_Data records_:
======
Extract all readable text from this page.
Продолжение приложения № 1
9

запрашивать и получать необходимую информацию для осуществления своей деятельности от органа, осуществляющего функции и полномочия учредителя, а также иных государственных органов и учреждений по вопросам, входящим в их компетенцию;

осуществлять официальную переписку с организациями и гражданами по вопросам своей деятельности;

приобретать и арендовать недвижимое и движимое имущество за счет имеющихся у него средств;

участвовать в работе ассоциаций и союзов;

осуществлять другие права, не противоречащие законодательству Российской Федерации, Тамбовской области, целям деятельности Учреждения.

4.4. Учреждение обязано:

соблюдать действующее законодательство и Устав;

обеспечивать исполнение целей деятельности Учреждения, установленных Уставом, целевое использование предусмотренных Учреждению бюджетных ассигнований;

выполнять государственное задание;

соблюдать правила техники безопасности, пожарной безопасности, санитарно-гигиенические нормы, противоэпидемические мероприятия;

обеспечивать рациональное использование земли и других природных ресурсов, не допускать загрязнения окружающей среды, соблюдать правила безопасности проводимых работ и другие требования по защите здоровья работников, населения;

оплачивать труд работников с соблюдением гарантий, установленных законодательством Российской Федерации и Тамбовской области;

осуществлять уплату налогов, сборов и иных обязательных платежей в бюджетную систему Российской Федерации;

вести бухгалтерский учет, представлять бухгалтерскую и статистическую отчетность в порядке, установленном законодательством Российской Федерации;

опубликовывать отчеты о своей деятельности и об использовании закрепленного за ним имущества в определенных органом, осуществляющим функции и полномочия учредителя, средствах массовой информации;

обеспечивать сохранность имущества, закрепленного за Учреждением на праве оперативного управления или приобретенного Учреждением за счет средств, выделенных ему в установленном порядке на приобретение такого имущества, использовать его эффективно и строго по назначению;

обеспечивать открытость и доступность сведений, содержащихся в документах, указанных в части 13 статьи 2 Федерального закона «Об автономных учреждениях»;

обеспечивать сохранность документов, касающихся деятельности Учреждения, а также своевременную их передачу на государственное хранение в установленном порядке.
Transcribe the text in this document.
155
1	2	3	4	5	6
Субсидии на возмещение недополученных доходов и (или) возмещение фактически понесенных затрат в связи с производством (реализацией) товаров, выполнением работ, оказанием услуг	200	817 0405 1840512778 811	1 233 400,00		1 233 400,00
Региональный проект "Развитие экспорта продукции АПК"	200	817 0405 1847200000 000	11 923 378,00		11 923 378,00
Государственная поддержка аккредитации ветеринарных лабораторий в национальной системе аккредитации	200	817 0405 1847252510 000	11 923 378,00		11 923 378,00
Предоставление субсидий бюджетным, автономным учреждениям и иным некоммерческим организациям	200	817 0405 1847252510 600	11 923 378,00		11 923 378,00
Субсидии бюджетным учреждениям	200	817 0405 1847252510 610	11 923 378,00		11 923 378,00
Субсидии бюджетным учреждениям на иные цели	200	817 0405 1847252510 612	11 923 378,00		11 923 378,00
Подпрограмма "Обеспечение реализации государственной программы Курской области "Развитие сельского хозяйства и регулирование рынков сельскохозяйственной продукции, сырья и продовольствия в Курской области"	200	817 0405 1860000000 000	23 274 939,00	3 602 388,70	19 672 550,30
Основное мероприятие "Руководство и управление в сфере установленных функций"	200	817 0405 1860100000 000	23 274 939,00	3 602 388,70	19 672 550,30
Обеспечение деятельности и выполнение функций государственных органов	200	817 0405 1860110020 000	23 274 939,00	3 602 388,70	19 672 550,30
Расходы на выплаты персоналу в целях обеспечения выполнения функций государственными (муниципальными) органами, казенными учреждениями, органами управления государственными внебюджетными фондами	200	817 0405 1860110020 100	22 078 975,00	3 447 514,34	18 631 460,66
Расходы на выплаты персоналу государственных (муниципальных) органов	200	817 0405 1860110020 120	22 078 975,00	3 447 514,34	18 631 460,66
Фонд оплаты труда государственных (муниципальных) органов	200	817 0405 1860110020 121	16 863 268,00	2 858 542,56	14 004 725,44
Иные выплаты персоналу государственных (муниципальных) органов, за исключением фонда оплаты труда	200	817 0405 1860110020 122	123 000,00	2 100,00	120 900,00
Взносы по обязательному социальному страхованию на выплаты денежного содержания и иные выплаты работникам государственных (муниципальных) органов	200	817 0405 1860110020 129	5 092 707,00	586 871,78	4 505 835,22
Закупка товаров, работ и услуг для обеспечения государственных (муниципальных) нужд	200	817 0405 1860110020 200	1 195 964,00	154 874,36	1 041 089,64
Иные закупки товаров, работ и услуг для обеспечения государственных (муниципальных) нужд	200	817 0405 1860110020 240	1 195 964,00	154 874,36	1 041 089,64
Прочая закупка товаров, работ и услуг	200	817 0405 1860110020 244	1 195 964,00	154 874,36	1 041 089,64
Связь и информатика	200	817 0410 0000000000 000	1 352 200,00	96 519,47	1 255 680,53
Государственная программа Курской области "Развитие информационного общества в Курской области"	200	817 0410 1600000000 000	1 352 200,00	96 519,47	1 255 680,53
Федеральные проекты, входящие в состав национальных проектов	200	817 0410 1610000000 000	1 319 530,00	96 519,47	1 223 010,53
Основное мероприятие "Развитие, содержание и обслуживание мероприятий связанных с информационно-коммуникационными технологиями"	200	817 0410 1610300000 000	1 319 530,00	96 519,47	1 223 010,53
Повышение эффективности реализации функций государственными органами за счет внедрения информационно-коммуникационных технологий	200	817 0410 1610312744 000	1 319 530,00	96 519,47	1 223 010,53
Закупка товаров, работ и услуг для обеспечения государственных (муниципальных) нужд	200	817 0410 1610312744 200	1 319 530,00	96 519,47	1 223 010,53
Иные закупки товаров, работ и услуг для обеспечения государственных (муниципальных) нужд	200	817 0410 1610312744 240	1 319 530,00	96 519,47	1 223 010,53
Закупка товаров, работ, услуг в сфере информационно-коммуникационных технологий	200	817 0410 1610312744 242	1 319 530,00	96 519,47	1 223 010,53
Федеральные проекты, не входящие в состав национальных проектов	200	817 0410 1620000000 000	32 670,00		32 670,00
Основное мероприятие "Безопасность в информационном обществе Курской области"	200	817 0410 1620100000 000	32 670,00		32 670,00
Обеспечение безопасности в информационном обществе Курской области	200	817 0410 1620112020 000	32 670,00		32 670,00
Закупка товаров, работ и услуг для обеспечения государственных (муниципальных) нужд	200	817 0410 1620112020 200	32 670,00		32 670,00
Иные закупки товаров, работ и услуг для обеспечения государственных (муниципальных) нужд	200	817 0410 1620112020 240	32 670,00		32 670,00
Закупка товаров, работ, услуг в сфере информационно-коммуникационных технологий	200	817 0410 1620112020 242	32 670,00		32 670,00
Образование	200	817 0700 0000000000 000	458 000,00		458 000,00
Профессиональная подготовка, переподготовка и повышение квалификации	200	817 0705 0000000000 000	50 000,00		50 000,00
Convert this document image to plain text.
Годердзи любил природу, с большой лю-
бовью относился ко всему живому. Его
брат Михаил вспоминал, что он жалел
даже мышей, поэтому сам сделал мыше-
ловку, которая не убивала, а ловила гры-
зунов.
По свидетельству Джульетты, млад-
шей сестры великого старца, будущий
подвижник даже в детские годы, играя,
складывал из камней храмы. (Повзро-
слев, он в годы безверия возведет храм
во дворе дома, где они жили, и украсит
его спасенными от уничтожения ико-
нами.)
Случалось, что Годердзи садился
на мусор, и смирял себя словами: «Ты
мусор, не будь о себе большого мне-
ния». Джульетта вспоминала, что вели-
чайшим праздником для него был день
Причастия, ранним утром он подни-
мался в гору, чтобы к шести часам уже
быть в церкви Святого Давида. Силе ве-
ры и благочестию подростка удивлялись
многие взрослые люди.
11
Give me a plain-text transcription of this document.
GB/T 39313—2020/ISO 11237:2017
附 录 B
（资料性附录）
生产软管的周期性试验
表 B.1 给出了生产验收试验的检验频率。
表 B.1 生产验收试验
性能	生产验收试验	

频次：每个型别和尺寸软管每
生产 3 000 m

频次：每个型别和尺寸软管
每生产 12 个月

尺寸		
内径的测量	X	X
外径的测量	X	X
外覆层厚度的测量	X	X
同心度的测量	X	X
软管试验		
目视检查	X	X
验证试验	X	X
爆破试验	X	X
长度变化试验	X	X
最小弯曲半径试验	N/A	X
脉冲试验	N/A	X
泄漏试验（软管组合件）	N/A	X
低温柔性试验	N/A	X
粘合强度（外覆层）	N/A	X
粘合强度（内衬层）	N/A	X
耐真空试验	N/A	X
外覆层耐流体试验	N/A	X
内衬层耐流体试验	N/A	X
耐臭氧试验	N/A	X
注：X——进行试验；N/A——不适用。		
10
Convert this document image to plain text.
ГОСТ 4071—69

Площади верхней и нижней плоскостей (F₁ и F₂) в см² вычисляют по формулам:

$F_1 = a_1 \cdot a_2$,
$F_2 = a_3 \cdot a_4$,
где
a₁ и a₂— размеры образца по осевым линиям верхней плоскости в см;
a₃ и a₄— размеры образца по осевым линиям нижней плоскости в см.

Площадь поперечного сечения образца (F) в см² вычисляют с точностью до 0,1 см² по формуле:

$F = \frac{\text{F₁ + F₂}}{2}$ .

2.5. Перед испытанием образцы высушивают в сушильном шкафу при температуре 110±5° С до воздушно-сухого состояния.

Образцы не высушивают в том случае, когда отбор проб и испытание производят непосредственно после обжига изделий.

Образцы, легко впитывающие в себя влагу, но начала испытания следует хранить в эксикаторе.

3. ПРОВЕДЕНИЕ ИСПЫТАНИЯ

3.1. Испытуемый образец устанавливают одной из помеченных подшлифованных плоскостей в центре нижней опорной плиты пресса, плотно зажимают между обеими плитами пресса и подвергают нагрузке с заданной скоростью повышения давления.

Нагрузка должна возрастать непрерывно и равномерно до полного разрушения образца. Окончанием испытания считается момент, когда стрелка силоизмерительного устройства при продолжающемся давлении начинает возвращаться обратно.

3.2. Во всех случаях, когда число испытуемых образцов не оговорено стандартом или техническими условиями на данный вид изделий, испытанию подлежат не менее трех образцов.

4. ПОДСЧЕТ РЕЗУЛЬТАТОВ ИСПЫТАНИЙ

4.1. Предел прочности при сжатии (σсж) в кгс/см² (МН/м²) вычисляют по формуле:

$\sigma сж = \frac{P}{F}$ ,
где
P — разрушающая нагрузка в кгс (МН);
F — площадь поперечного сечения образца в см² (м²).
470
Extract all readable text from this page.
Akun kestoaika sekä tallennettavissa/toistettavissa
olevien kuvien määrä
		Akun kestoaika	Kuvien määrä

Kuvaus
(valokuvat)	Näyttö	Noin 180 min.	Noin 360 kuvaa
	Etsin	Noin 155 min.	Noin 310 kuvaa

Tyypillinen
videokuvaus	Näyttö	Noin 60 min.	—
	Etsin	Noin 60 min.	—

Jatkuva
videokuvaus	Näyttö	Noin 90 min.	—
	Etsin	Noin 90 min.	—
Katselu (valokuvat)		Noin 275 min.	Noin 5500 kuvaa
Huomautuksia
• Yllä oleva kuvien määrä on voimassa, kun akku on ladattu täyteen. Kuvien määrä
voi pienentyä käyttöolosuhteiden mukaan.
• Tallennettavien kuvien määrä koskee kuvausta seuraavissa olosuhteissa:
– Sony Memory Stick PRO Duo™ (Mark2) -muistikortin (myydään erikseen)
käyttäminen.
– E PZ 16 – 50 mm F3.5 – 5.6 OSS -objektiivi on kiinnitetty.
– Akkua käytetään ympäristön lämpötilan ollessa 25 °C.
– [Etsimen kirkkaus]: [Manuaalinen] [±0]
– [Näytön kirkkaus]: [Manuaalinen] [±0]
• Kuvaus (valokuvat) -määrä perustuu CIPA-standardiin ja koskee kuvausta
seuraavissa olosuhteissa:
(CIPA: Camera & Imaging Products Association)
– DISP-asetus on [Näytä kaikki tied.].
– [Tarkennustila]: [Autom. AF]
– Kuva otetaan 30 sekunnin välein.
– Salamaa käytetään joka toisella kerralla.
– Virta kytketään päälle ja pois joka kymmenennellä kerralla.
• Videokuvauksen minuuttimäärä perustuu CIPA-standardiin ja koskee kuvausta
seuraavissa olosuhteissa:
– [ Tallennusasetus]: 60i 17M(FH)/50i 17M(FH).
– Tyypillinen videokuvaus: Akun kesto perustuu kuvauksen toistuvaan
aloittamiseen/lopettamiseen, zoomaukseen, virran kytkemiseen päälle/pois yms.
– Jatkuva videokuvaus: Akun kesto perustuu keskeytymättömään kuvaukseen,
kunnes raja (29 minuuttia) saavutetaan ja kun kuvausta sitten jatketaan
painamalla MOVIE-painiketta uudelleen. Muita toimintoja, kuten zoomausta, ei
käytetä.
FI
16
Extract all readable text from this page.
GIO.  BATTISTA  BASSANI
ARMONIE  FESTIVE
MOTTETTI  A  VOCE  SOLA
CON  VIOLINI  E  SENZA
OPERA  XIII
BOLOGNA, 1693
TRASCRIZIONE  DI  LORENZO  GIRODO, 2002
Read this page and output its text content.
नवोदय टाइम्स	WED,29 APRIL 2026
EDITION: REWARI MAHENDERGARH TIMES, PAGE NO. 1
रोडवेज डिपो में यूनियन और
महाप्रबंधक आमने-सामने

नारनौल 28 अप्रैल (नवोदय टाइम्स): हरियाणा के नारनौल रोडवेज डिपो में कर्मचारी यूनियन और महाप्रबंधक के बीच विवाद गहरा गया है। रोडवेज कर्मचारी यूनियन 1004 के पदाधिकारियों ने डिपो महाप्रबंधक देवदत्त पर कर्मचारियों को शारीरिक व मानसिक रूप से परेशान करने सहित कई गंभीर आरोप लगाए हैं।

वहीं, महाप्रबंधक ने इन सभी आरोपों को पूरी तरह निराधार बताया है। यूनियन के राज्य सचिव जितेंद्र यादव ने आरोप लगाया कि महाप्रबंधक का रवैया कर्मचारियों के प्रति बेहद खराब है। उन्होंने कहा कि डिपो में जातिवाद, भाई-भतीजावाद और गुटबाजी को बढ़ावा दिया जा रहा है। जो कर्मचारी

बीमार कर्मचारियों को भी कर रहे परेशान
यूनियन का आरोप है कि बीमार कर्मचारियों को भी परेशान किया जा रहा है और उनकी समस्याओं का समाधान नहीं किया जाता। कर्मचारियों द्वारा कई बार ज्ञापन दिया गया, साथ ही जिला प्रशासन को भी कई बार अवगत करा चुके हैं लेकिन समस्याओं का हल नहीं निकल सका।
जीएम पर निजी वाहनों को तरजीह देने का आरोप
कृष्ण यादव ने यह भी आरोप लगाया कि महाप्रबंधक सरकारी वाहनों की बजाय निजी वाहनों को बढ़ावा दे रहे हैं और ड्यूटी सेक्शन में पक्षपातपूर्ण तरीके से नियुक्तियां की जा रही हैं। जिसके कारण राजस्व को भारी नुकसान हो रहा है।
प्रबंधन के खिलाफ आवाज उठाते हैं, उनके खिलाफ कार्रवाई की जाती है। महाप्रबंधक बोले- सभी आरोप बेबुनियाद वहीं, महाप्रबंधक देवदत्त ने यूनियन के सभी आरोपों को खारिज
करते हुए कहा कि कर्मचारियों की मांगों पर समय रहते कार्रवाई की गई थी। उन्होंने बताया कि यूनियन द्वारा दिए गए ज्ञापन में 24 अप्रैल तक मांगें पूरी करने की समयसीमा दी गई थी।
======
_Aim_: Lines that hold the word "плоскостей" are the ones to return, every one of them.

_Answer to the problem_:
Площади верхней и нижней плоскостей (F₁ и F₂) в см² вычисляют по формулам:
3.1. Испытуемый образец устанавливают одной из помеченных подшлифованных плоскостей в центре нижней опорной плиты пресса, плотно зажимают между обеими плитами пресса и подвергают нагрузке с заданной скоростью повышения давления.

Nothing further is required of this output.